## WHAT THIS TASK INVOLVES
Pick out every line of the entries below where "Cores" occurs, and copy those lines.

## MATERIAL SHOWN
========================================
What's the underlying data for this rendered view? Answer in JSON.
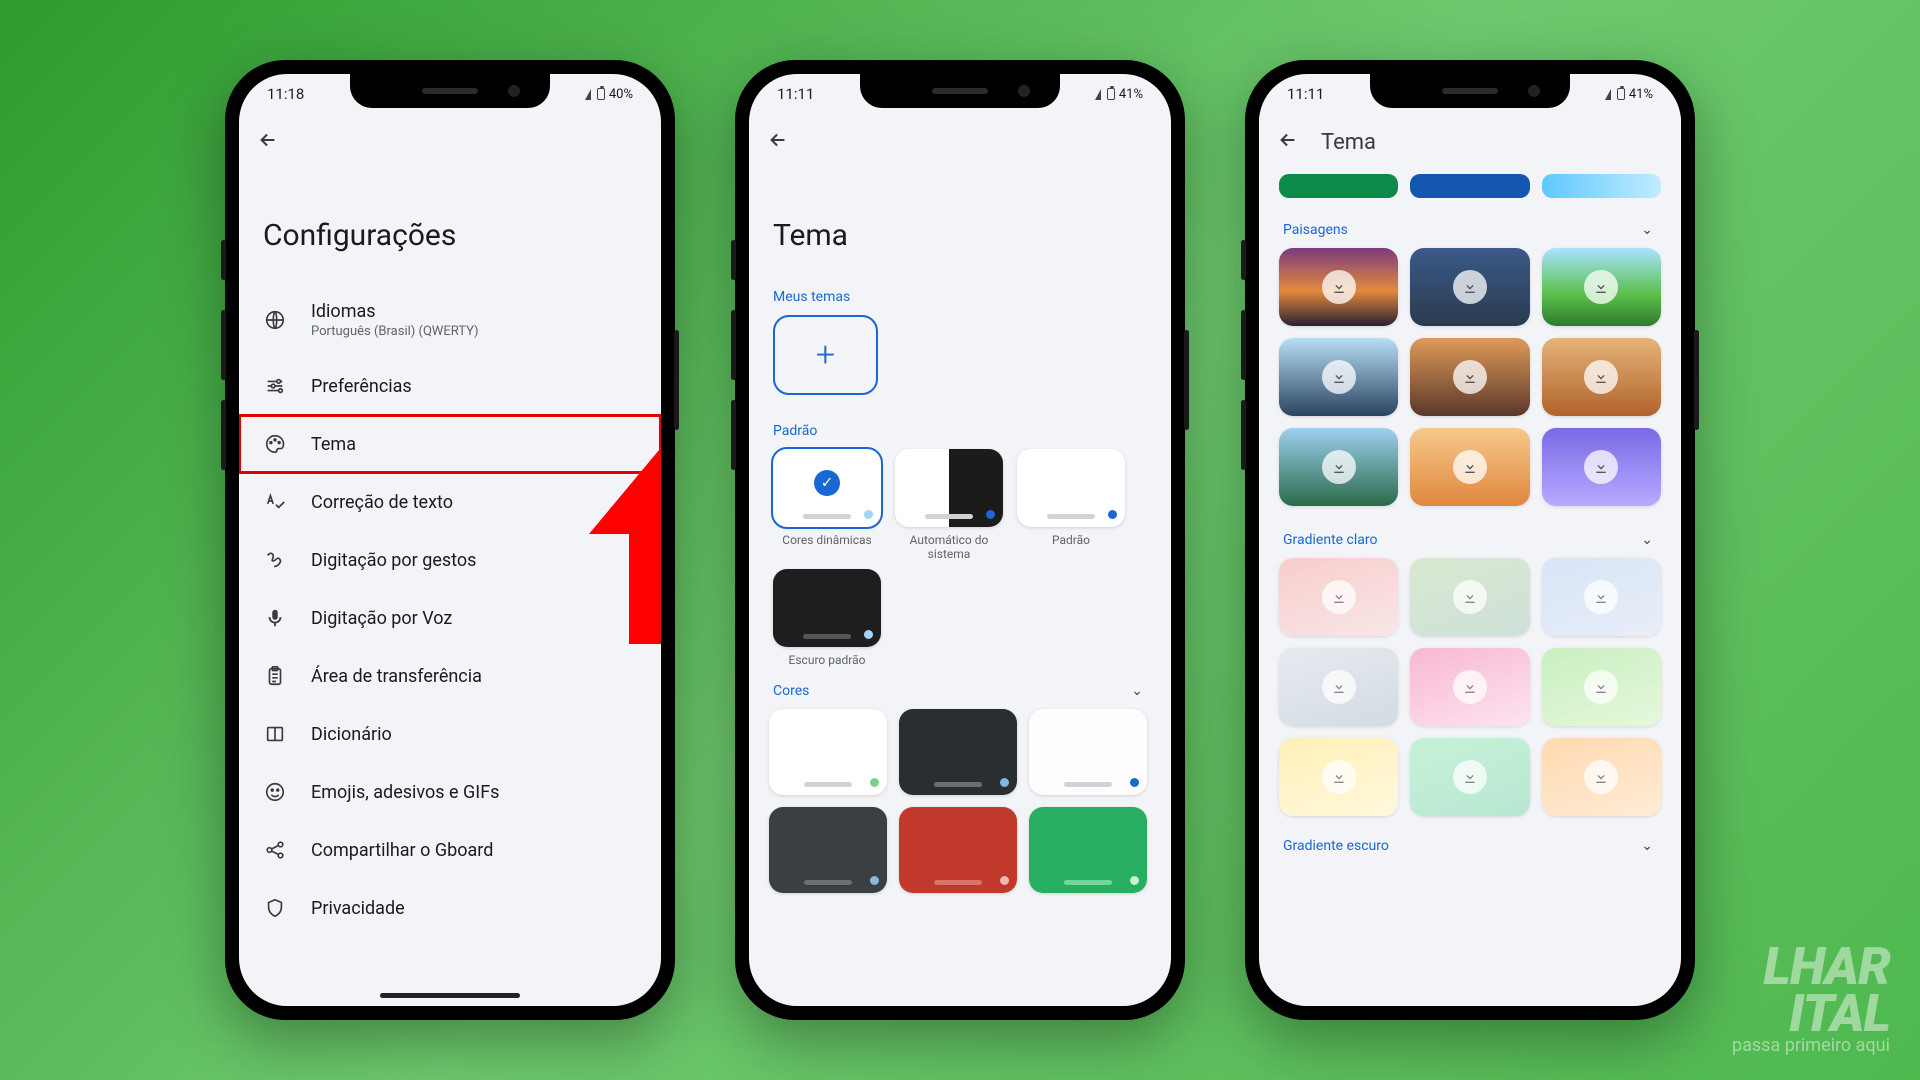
{
  "watermark": {
    "brand_fragment": "LHAR",
    "brand_fragment2": "ITAL",
    "tagline_fragment": "passa primeiro aqui"
  },
  "phone1": {
    "status": {
      "time": "11:18",
      "battery": "40%"
    },
    "page_title": "Configurações",
    "items": [
      {
        "icon": "globe",
        "label": "Idiomas",
        "sub": "Português (Brasil) (QWERTY)"
      },
      {
        "icon": "sliders",
        "label": "Preferências"
      },
      {
        "icon": "palette",
        "label": "Tema",
        "highlight": true
      },
      {
        "icon": "spellcheck",
        "label": "Correção de texto"
      },
      {
        "icon": "gesture",
        "label": "Digitação por gestos"
      },
      {
        "icon": "mic",
        "label": "Digitação por Voz"
      },
      {
        "icon": "clipboard",
        "label": "Área de transferência"
      },
      {
        "icon": "book",
        "label": "Dicionário"
      },
      {
        "icon": "emoji",
        "label": "Emojis, adesivos e GIFs"
      },
      {
        "icon": "share",
        "label": "Compartilhar o Gboard"
      },
      {
        "icon": "shield",
        "label": "Privacidade"
      }
    ]
  },
  "phone2": {
    "status": {
      "time": "11:11",
      "battery": "41%"
    },
    "page_title": "Tema",
    "sec_my": "Meus temas",
    "sec_default": "Padrão",
    "tiles": {
      "dyn": "Cores dinâmicas",
      "auto": "Automático do sistema",
      "def": "Padrão",
      "dark": "Escuro padrão"
    },
    "sec_colors": "Cores"
  },
  "phone3": {
    "status": {
      "time": "11:11",
      "battery": "41%"
    },
    "appbar_title": "Tema",
    "sec_landscape": "Paisagens",
    "sec_grad_light": "Gradiente claro",
    "sec_grad_dark": "Gradiente escuro"
  }
}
========================================
## ANSWER TO THE PROBLEM
      "dyn": "Cores dinâmicas",
    "sec_colors": "Cores"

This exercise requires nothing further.